| Short exercise |
Every record that follows must be duplicated exactly, with images left out.

| Dataset |
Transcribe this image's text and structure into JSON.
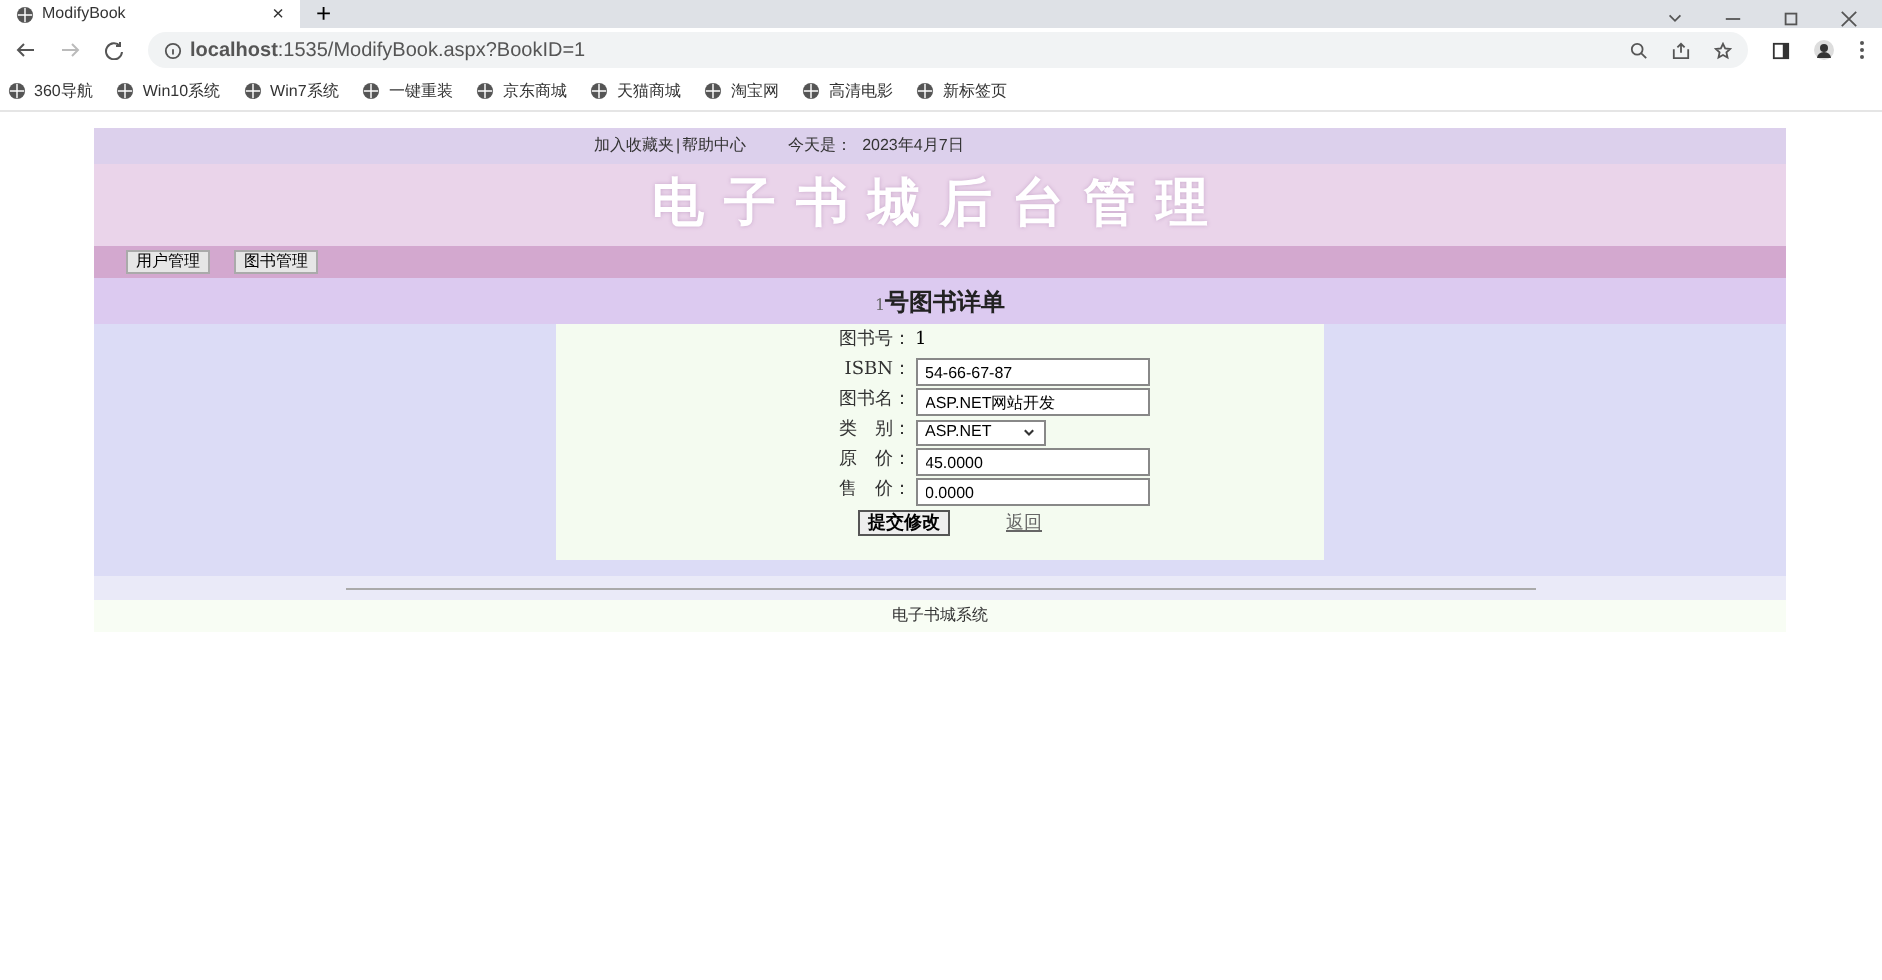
{
  "browser": {
    "tabs": [
      {
        "title": "ModifyBook",
        "selected": true
      }
    ],
    "close_tab": "×",
    "new_tab": "+",
    "address": "**localhost**:1535/ModifyBook.aspx?BookID=1",
    "bookmarks": [
      "360导航",
      "Win10系统",
      "Win7系统",
      "一键重装",
      "京东商城",
      "天猫商城",
      "淘宝网",
      "高清电影",
      "新标签页"
    ]
  },
  "page": {
    "top_links": [
      "加入收藏夹",
      "帮助中心"
    ],
    "separator": "|",
    "date_label": "今天是：",
    "date": "2023年4月7日",
    "banner_title": "电子书城后台管理",
    "nav": [
      {
        "label": "用户管理"
      },
      {
        "label": "图书管理"
      }
    ],
    "heading": {
      "number": "1",
      "text": "号图书详单"
    },
    "form": [
      {
        "kind": "text",
        "label": "图书号：",
        "value": "1"
      },
      {
        "kind": "input",
        "label": "ISBN：",
        "value": "54-66-67-87"
      },
      {
        "kind": "input",
        "label": "图书名：",
        "value": "ASP.NET网站开发"
      },
      {
        "kind": "select",
        "label": "类　别：",
        "value": "ASP.NET"
      },
      {
        "kind": "input",
        "label": "原　价：",
        "value": "45.0000"
      },
      {
        "kind": "input",
        "label": "售　价：",
        "value": "0.0000"
      }
    ],
    "submit": "提交修改",
    "back": "返回",
    "footer": "电子书城系统"
  }
}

| Written response |
Transcribe this image's text and structure into JSON.
{
  "browser": {
    "tabs": [
      {
        "title": "ModifyBook",
        "selected": true
      }
    ],
    "close_tab": "×",
    "new_tab": "+",
    "address": "**localhost**:1535/ModifyBook.aspx?BookID=1",
    "bookmarks": [
      "360导航",
      "Win10系统",
      "Win7系统",
      "一键重装",
      "京东商城",
      "天猫商城",
      "淘宝网",
      "高清电影",
      "新标签页"
    ]
  },
  "page": {
    "top_links": [
      "加入收藏夹",
      "帮助中心"
    ],
    "separator": "|",
    "date_label": "今天是：",
    "date": "2023年4月7日",
    "banner_title": "电子书城后台管理",
    "nav": [
      {
        "label": "用户管理"
      },
      {
        "label": "图书管理"
      }
    ],
    "heading": {
      "number": "1",
      "text": "号图书详单"
    },
    "form": [
      {
        "kind": "text",
        "label": "图书号：",
        "value": "1"
      },
      {
        "kind": "input",
        "label": "ISBN：",
        "value": "54-66-67-87"
      },
      {
        "kind": "input",
        "label": "图书名：",
        "value": "ASP.NET网站开发"
      },
      {
        "kind": "select",
        "label": "类　别：",
        "value": "ASP.NET"
      },
      {
        "kind": "input",
        "label": "原　价：",
        "value": "45.0000"
      },
      {
        "kind": "input",
        "label": "售　价：",
        "value": "0.0000"
      }
    ],
    "submit": "提交修改",
    "back": "返回",
    "footer": "电子书城系统"
  }
}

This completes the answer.